__Do this__.
Images are not part of the copy; write out the rest of the data exactly as given.

__Record extracts__.
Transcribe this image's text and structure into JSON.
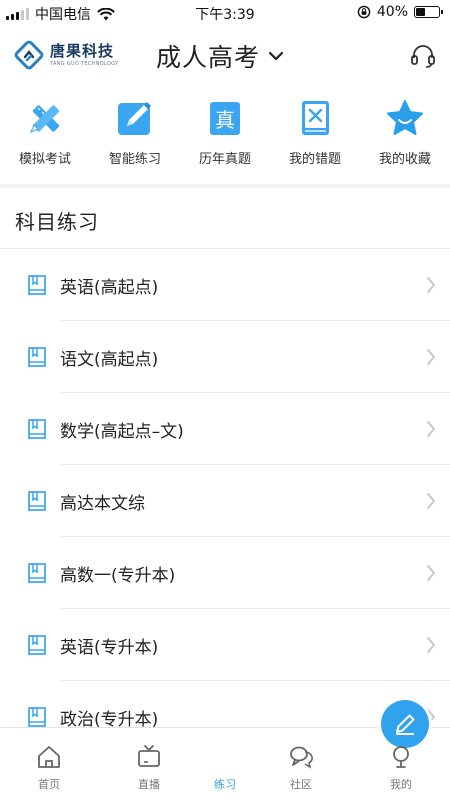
{
  "status_bar": {
    "carrier": "中国电信",
    "time": "下午3:39",
    "battery_text": "40%",
    "battery_level": 0.4
  },
  "header": {
    "logo_cn": "唐果科技",
    "logo_en": "TANG GUO TECHNOLOGY",
    "title": "成人高考",
    "headset_icon": "headset-icon"
  },
  "quick_actions": [
    {
      "label": "模拟考试",
      "icon": "pencil-ruler-icon"
    },
    {
      "label": "智能练习",
      "icon": "edit-icon"
    },
    {
      "label": "历年真题",
      "icon": "real-exam-icon"
    },
    {
      "label": "我的错题",
      "icon": "wrong-book-icon"
    },
    {
      "label": "我的收藏",
      "icon": "star-icon"
    }
  ],
  "section_title": "科目练习",
  "subjects": [
    {
      "name": "英语(高起点)"
    },
    {
      "name": "语文(高起点)"
    },
    {
      "name": "数学(高起点–文)"
    },
    {
      "name": "高达本文综"
    },
    {
      "name": "高数一(专升本)"
    },
    {
      "name": "英语(专升本)"
    },
    {
      "name": "政治(专升本)"
    }
  ],
  "tabs": [
    {
      "label": "首页",
      "icon": "home-icon",
      "active": false
    },
    {
      "label": "直播",
      "icon": "tv-icon",
      "active": false
    },
    {
      "label": "练习",
      "icon": "pen-icon",
      "active": true
    },
    {
      "label": "社区",
      "icon": "chat-icon",
      "active": false
    },
    {
      "label": "我的",
      "icon": "profile-icon",
      "active": false
    }
  ],
  "colors": {
    "accent": "#2f9fe8",
    "icon_blue": "#3aa6ef",
    "star_blue": "#2b9ee8",
    "title_text": "#222222",
    "muted": "#777777"
  }
}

__Answer to this problem__.
Transcribe this image's text and structure into JSON.
{
  "status_bar": {
    "carrier": "中国电信",
    "time": "下午3:39",
    "battery_text": "40%",
    "battery_level": 0.4
  },
  "header": {
    "logo_cn": "唐果科技",
    "logo_en": "TANG GUO TECHNOLOGY",
    "title": "成人高考",
    "headset_icon": "headset-icon"
  },
  "quick_actions": [
    {
      "label": "模拟考试",
      "icon": "pencil-ruler-icon"
    },
    {
      "label": "智能练习",
      "icon": "edit-icon"
    },
    {
      "label": "历年真题",
      "icon": "real-exam-icon"
    },
    {
      "label": "我的错题",
      "icon": "wrong-book-icon"
    },
    {
      "label": "我的收藏",
      "icon": "star-icon"
    }
  ],
  "section_title": "科目练习",
  "subjects": [
    {
      "name": "英语(高起点)"
    },
    {
      "name": "语文(高起点)"
    },
    {
      "name": "数学(高起点–文)"
    },
    {
      "name": "高达本文综"
    },
    {
      "name": "高数一(专升本)"
    },
    {
      "name": "英语(专升本)"
    },
    {
      "name": "政治(专升本)"
    }
  ],
  "tabs": [
    {
      "label": "首页",
      "icon": "home-icon",
      "active": false
    },
    {
      "label": "直播",
      "icon": "tv-icon",
      "active": false
    },
    {
      "label": "练习",
      "icon": "pen-icon",
      "active": true
    },
    {
      "label": "社区",
      "icon": "chat-icon",
      "active": false
    },
    {
      "label": "我的",
      "icon": "profile-icon",
      "active": false
    }
  ],
  "colors": {
    "accent": "#2f9fe8",
    "icon_blue": "#3aa6ef",
    "star_blue": "#2b9ee8",
    "title_text": "#222222",
    "muted": "#777777"
  }
}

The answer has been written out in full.